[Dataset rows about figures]
%%

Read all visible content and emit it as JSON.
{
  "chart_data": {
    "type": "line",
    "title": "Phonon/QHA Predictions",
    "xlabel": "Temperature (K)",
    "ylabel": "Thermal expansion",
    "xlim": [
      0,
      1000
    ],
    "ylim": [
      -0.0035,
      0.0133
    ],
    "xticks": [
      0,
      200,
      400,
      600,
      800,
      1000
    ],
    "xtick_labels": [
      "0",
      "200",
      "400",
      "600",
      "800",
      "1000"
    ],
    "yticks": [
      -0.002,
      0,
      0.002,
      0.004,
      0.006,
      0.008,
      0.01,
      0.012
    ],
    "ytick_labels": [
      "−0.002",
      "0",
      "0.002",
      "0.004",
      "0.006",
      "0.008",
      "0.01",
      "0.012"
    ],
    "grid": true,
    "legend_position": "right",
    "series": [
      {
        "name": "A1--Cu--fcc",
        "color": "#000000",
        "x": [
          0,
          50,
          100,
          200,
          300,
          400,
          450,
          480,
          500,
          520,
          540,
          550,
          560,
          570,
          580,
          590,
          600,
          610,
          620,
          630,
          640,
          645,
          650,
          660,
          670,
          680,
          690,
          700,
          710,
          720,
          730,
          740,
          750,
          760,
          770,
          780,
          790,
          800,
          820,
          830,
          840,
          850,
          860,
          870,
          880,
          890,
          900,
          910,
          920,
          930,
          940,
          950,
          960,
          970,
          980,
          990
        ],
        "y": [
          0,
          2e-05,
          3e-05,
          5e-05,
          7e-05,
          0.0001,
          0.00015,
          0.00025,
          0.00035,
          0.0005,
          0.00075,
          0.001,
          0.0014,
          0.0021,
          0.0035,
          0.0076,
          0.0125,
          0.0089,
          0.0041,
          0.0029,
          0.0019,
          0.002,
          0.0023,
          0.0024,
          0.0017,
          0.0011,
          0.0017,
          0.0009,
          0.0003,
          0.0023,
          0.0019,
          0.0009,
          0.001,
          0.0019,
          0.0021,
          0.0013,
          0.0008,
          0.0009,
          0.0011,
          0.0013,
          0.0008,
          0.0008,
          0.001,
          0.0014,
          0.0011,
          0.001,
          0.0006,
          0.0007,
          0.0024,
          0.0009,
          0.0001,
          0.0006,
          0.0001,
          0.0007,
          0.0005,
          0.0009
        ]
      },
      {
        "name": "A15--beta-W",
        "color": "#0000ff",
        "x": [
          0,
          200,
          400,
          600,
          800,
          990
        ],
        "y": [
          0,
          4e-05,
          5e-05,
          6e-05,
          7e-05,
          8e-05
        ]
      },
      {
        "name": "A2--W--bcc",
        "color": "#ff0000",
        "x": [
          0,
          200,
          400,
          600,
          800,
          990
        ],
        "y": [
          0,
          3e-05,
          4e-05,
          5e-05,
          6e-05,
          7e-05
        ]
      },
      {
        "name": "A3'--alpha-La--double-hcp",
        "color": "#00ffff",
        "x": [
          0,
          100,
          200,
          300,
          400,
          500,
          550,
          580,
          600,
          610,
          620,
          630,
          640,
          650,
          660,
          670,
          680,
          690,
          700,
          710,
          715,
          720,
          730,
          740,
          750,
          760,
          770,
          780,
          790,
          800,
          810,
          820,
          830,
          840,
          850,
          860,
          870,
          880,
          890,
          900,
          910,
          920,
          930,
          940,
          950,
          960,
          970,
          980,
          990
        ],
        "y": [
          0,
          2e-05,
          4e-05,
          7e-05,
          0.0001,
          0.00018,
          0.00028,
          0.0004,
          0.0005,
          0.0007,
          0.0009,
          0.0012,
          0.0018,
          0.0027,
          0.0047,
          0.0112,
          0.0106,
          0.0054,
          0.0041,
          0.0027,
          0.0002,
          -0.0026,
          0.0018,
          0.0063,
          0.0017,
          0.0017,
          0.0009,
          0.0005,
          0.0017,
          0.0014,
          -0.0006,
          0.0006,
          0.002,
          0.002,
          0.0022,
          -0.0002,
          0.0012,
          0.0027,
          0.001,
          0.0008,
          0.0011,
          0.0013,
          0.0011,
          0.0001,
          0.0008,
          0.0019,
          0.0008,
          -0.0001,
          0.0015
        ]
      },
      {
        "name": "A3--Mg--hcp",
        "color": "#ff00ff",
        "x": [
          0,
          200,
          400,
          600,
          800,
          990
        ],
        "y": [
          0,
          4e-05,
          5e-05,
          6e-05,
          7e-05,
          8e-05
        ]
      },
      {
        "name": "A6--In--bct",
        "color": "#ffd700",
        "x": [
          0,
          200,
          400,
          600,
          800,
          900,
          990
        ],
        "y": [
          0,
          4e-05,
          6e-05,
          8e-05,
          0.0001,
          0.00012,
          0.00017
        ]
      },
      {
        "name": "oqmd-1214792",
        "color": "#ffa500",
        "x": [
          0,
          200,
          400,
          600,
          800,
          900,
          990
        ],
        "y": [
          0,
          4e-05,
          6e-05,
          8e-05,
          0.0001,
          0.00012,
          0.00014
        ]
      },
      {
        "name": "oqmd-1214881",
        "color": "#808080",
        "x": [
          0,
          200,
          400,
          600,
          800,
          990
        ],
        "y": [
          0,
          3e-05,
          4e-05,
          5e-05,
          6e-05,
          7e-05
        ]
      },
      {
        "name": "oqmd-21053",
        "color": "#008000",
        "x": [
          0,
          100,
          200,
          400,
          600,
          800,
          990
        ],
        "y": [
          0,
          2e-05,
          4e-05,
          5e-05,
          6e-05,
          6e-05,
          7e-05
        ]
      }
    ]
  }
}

%%

▶ WORK TO BE COMPLETED
Go through the listing above and restate it word for word.

▶ SOLUTION TO THE EXERCISE
Read all visible content and emit it as JSON.
{
  "chart_data": {
    "type": "line",
    "title": "Phonon/QHA Predictions",
    "xlabel": "Temperature (K)",
    "ylabel": "Thermal expansion",
    "xlim": [
      0,
      1000
    ],
    "ylim": [
      -0.0035,
      0.0133
    ],
    "xticks": [
      0,
      200,
      400,
      600,
      800,
      1000
    ],
    "xtick_labels": [
      "0",
      "200",
      "400",
      "600",
      "800",
      "1000"
    ],
    "yticks": [
      -0.002,
      0,
      0.002,
      0.004,
      0.006,
      0.008,
      0.01,
      0.012
    ],
    "ytick_labels": [
      "−0.002",
      "0",
      "0.002",
      "0.004",
      "0.006",
      "0.008",
      "0.01",
      "0.012"
    ],
    "grid": true,
    "legend_position": "right",
    "series": [
      {
        "name": "A1--Cu--fcc",
        "color": "#000000",
        "x": [
          0,
          50,
          100,
          200,
          300,
          400,
          450,
          480,
          500,
          520,
          540,
          550,
          560,
          570,
          580,
          590,
          600,
          610,
          620,
          630,
          640,
          645,
          650,
          660,
          670,
          680,
          690,
          700,
          710,
          720,
          730,
          740,
          750,
          760,
          770,
          780,
          790,
          800,
          820,
          830,
          840,
          850,
          860,
          870,
          880,
          890,
          900,
          910,
          920,
          930,
          940,
          950,
          960,
          970,
          980,
          990
        ],
        "y": [
          0,
          2e-05,
          3e-05,
          5e-05,
          7e-05,
          0.0001,
          0.00015,
          0.00025,
          0.00035,
          0.0005,
          0.00075,
          0.001,
          0.0014,
          0.0021,
          0.0035,
          0.0076,
          0.0125,
          0.0089,
          0.0041,
          0.0029,
          0.0019,
          0.002,
          0.0023,
          0.0024,
          0.0017,
          0.0011,
          0.0017,
          0.0009,
          0.0003,
          0.0023,
          0.0019,
          0.0009,
          0.001,
          0.0019,
          0.0021,
          0.0013,
          0.0008,
          0.0009,
          0.0011,
          0.0013,
          0.0008,
          0.0008,
          0.001,
          0.0014,
          0.0011,
          0.001,
          0.0006,
          0.0007,
          0.0024,
          0.0009,
          0.0001,
          0.0006,
          0.0001,
          0.0007,
          0.0005,
          0.0009
        ]
      },
      {
        "name": "A15--beta-W",
        "color": "#0000ff",
        "x": [
          0,
          200,
          400,
          600,
          800,
          990
        ],
        "y": [
          0,
          4e-05,
          5e-05,
          6e-05,
          7e-05,
          8e-05
        ]
      },
      {
        "name": "A2--W--bcc",
        "color": "#ff0000",
        "x": [
          0,
          200,
          400,
          600,
          800,
          990
        ],
        "y": [
          0,
          3e-05,
          4e-05,
          5e-05,
          6e-05,
          7e-05
        ]
      },
      {
        "name": "A3'--alpha-La--double-hcp",
        "color": "#00ffff",
        "x": [
          0,
          100,
          200,
          300,
          400,
          500,
          550,
          580,
          600,
          610,
          620,
          630,
          640,
          650,
          660,
          670,
          680,
          690,
          700,
          710,
          715,
          720,
          730,
          740,
          750,
          760,
          770,
          780,
          790,
          800,
          810,
          820,
          830,
          840,
          850,
          860,
          870,
          880,
          890,
          900,
          910,
          920,
          930,
          940,
          950,
          960,
          970,
          980,
          990
        ],
        "y": [
          0,
          2e-05,
          4e-05,
          7e-05,
          0.0001,
          0.00018,
          0.00028,
          0.0004,
          0.0005,
          0.0007,
          0.0009,
          0.0012,
          0.0018,
          0.0027,
          0.0047,
          0.0112,
          0.0106,
          0.0054,
          0.0041,
          0.0027,
          0.0002,
          -0.0026,
          0.0018,
          0.0063,
          0.0017,
          0.0017,
          0.0009,
          0.0005,
          0.0017,
          0.0014,
          -0.0006,
          0.0006,
          0.002,
          0.002,
          0.0022,
          -0.0002,
          0.0012,
          0.0027,
          0.001,
          0.0008,
          0.0011,
          0.0013,
          0.0011,
          0.0001,
          0.0008,
          0.0019,
          0.0008,
          -0.0001,
          0.0015
        ]
      },
      {
        "name": "A3--Mg--hcp",
        "color": "#ff00ff",
        "x": [
          0,
          200,
          400,
          600,
          800,
          990
        ],
        "y": [
          0,
          4e-05,
          5e-05,
          6e-05,
          7e-05,
          8e-05
        ]
      },
      {
        "name": "A6--In--bct",
        "color": "#ffd700",
        "x": [
          0,
          200,
          400,
          600,
          800,
          900,
          990
        ],
        "y": [
          0,
          4e-05,
          6e-05,
          8e-05,
          0.0001,
          0.00012,
          0.00017
        ]
      },
      {
        "name": "oqmd-1214792",
        "color": "#ffa500",
        "x": [
          0,
          200,
          400,
          600,
          800,
          900,
          990
        ],
        "y": [
          0,
          4e-05,
          6e-05,
          8e-05,
          0.0001,
          0.00012,
          0.00014
        ]
      },
      {
        "name": "oqmd-1214881",
        "color": "#808080",
        "x": [
          0,
          200,
          400,
          600,
          800,
          990
        ],
        "y": [
          0,
          3e-05,
          4e-05,
          5e-05,
          6e-05,
          7e-05
        ]
      },
      {
        "name": "oqmd-21053",
        "color": "#008000",
        "x": [
          0,
          100,
          200,
          400,
          600,
          800,
          990
        ],
        "y": [
          0,
          2e-05,
          4e-05,
          5e-05,
          6e-05,
          6e-05,
          7e-05
        ]
      }
    ]
  }
}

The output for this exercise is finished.